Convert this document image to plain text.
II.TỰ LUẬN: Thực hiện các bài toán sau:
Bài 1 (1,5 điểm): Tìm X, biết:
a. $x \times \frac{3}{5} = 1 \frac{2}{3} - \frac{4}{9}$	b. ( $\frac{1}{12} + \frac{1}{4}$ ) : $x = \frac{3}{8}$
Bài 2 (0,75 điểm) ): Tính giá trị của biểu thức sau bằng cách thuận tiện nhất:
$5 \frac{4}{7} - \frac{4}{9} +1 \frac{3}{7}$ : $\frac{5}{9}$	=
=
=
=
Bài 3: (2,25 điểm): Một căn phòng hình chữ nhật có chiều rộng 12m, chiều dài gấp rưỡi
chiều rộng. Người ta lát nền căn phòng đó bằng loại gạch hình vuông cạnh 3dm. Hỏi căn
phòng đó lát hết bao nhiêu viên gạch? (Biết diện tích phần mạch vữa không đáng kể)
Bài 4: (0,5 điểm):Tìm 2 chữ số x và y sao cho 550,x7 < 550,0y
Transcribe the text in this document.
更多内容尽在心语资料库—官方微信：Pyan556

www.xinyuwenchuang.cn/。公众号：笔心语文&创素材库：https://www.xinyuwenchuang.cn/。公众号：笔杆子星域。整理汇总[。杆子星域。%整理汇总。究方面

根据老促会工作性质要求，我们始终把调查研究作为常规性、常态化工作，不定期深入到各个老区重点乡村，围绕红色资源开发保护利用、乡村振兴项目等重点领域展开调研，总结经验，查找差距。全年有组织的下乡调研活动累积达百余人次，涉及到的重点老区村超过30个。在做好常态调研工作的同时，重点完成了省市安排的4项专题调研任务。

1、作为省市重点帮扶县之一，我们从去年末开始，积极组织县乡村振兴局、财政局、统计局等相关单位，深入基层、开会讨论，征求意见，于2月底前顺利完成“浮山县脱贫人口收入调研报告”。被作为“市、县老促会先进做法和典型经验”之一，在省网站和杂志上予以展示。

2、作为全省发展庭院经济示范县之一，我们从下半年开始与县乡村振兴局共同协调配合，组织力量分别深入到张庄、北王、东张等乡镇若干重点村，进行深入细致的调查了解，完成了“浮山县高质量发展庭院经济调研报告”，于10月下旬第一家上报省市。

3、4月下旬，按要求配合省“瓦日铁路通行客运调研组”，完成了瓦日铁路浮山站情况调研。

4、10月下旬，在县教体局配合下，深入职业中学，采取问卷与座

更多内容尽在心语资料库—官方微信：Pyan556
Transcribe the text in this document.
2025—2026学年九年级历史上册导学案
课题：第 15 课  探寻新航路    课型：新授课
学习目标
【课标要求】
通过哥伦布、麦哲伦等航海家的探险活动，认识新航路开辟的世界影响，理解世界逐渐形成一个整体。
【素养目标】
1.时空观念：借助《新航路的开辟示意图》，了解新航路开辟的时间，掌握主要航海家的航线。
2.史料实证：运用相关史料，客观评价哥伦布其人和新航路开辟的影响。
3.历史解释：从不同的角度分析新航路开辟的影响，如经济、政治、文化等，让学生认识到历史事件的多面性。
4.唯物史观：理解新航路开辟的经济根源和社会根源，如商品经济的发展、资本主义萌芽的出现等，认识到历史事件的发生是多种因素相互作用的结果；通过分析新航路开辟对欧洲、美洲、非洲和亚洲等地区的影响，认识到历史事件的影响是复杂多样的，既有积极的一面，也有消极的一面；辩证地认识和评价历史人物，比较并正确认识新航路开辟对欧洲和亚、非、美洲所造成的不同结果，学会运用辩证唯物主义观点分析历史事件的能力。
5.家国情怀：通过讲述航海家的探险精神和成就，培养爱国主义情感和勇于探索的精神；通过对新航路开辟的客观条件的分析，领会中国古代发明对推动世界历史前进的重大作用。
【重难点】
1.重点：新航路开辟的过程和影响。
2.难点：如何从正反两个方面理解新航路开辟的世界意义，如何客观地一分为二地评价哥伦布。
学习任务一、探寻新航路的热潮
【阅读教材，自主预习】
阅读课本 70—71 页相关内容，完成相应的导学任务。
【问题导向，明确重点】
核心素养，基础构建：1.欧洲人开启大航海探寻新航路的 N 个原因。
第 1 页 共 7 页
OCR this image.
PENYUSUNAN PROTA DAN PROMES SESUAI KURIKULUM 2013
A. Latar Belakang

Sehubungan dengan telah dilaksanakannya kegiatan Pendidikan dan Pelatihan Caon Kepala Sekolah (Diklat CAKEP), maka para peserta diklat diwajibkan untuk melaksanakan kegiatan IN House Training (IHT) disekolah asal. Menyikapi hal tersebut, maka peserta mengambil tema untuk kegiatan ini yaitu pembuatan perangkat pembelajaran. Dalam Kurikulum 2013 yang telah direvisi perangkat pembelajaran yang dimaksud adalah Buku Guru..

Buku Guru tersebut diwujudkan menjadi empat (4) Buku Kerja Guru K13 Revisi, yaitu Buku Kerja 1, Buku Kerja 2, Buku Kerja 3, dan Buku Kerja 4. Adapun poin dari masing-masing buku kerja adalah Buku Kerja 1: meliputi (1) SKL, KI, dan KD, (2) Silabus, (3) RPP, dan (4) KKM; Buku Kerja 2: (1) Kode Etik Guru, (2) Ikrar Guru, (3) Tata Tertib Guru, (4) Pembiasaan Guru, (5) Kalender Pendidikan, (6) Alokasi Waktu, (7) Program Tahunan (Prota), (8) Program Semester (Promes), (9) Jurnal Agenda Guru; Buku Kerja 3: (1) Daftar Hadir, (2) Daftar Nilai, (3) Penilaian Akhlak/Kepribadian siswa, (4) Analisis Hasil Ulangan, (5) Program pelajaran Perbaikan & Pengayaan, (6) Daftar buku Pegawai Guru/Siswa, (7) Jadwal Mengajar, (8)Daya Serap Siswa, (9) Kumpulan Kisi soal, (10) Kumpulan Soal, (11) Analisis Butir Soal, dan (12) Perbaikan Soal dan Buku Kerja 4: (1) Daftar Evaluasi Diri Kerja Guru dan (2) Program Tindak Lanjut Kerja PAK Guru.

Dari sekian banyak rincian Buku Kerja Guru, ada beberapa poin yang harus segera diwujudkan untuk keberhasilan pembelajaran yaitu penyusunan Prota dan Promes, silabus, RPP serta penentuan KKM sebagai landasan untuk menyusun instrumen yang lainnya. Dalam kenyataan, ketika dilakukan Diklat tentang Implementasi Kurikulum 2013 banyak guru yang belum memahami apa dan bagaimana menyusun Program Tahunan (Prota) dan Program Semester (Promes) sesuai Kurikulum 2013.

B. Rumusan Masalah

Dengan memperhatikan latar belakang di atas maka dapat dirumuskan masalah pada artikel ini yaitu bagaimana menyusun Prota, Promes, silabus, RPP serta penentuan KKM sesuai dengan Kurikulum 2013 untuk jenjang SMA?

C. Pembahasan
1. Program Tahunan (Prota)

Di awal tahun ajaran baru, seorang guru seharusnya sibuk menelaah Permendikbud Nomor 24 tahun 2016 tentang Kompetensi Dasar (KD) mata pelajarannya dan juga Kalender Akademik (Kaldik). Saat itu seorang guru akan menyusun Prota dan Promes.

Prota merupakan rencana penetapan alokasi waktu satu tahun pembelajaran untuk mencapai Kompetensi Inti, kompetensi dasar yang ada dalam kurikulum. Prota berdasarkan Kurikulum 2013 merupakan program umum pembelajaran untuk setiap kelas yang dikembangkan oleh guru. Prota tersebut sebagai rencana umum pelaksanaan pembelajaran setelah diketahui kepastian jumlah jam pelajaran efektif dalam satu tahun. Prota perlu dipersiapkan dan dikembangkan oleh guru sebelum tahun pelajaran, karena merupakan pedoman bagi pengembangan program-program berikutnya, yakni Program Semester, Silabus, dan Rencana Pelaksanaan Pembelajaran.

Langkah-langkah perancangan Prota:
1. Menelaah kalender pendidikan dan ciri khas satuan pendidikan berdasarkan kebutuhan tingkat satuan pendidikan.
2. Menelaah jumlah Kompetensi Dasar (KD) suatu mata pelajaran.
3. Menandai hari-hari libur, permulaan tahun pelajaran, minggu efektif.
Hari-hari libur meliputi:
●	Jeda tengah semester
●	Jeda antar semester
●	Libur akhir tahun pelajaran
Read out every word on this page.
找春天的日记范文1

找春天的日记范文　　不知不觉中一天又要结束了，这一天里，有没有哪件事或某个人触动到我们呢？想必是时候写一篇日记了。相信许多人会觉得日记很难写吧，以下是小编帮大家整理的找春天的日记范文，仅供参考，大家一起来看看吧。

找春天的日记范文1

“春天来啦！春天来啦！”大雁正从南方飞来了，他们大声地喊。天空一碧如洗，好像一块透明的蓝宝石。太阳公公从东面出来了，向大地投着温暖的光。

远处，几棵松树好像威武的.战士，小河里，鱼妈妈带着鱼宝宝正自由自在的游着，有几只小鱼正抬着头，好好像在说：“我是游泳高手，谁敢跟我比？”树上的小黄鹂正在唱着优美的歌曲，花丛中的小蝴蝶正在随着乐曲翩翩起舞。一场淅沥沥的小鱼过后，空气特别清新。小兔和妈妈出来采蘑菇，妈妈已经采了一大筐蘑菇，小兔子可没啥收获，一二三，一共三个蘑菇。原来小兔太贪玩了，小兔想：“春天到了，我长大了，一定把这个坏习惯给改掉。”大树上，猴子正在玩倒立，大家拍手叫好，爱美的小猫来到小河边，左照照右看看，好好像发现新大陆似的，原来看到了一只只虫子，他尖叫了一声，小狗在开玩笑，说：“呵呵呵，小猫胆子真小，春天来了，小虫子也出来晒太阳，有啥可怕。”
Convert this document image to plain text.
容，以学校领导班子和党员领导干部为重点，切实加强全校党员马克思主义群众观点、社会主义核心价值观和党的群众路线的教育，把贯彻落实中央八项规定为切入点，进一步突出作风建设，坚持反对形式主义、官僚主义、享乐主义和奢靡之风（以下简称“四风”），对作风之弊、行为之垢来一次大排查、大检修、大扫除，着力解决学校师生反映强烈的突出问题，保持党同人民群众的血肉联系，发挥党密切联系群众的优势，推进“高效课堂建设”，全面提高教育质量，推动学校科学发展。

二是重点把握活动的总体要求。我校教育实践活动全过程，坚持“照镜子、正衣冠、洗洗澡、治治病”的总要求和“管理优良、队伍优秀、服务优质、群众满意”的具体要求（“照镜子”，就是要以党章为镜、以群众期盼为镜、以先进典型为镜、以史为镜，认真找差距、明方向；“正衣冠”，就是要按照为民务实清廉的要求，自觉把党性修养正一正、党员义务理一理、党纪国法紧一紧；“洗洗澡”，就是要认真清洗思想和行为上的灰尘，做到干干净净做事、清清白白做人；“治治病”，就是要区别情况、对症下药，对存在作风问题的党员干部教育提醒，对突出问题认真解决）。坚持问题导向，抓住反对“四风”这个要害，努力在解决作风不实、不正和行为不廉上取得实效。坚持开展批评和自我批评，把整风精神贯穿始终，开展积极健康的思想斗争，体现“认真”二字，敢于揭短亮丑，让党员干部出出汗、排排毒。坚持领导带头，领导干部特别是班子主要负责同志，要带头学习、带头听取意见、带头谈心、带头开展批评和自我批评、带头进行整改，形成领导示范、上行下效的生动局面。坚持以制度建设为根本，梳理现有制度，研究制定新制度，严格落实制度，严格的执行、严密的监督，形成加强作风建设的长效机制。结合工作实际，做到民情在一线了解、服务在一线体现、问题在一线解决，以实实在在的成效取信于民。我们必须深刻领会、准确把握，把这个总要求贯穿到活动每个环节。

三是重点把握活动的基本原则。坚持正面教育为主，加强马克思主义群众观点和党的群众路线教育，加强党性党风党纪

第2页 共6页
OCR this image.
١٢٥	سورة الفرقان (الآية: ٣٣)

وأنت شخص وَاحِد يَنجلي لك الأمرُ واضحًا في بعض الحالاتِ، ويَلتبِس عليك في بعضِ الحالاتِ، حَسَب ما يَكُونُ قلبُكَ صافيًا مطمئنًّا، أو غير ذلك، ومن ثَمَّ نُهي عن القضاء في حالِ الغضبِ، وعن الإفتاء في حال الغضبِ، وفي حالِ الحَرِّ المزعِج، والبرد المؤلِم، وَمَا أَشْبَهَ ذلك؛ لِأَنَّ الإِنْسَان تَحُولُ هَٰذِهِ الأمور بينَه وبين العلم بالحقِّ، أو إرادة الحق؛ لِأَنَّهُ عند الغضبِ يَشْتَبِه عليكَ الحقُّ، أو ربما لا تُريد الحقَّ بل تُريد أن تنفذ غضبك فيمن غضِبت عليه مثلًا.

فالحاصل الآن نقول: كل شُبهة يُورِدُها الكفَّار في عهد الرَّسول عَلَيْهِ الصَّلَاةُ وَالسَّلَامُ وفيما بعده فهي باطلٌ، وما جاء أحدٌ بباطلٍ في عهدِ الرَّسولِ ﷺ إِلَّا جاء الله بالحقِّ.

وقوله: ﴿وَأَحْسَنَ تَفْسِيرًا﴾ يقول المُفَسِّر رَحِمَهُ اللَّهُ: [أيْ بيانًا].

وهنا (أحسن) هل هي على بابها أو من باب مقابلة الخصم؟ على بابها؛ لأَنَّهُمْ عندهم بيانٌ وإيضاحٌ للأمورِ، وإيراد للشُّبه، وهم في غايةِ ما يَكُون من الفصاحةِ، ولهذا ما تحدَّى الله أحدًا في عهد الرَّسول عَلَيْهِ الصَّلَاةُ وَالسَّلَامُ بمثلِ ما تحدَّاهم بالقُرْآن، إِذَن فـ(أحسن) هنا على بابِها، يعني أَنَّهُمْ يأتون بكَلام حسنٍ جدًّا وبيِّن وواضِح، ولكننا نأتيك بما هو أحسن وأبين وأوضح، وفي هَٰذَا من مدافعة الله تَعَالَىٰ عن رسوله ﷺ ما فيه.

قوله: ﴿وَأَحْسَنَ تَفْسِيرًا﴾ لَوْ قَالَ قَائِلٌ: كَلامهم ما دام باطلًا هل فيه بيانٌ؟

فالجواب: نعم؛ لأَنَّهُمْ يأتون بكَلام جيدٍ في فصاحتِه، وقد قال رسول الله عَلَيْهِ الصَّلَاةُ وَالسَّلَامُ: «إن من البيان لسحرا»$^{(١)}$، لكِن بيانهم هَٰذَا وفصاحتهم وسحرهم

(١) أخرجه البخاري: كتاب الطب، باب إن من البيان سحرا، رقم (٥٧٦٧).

+ + + +

→ **Instruction**:
From the data above, copy each line that holds "Diklat".

→ **Output for this exercise**:
Sehubungan dengan telah dilaksanakannya kegiatan Pendidikan dan Pelatihan Caon Kepala Sekolah (Diklat CAKEP), maka para peserta diklat diwajibkan untuk melaksanakan kegiatan IN House Training (IHT) disekolah asal. Menyikapi hal tersebut, maka peserta mengambil tema untuk kegiatan ini yaitu pembuatan perangkat pembelajaran. Dalam Kurikulum 2013 yang telah direvisi perangkat pembelajaran yang dimaksud adalah Buku Guru..
Dari sekian banyak rincian Buku Kerja Guru, ada beberapa poin yang harus segera diwujudkan untuk keberhasilan pembelajaran yaitu penyusunan Prota dan Promes, silabus, RPP serta penentuan KKM sebagai landasan untuk menyusun instrumen yang lainnya. Dalam kenyataan, ketika dilakukan Diklat tentang Implementasi Kurikulum 2013 banyak guru yang belum memahami apa dan bagaimana menyusun Program Tahunan (Prota) dan Program Semester (Promes) sesuai Kurikulum 2013.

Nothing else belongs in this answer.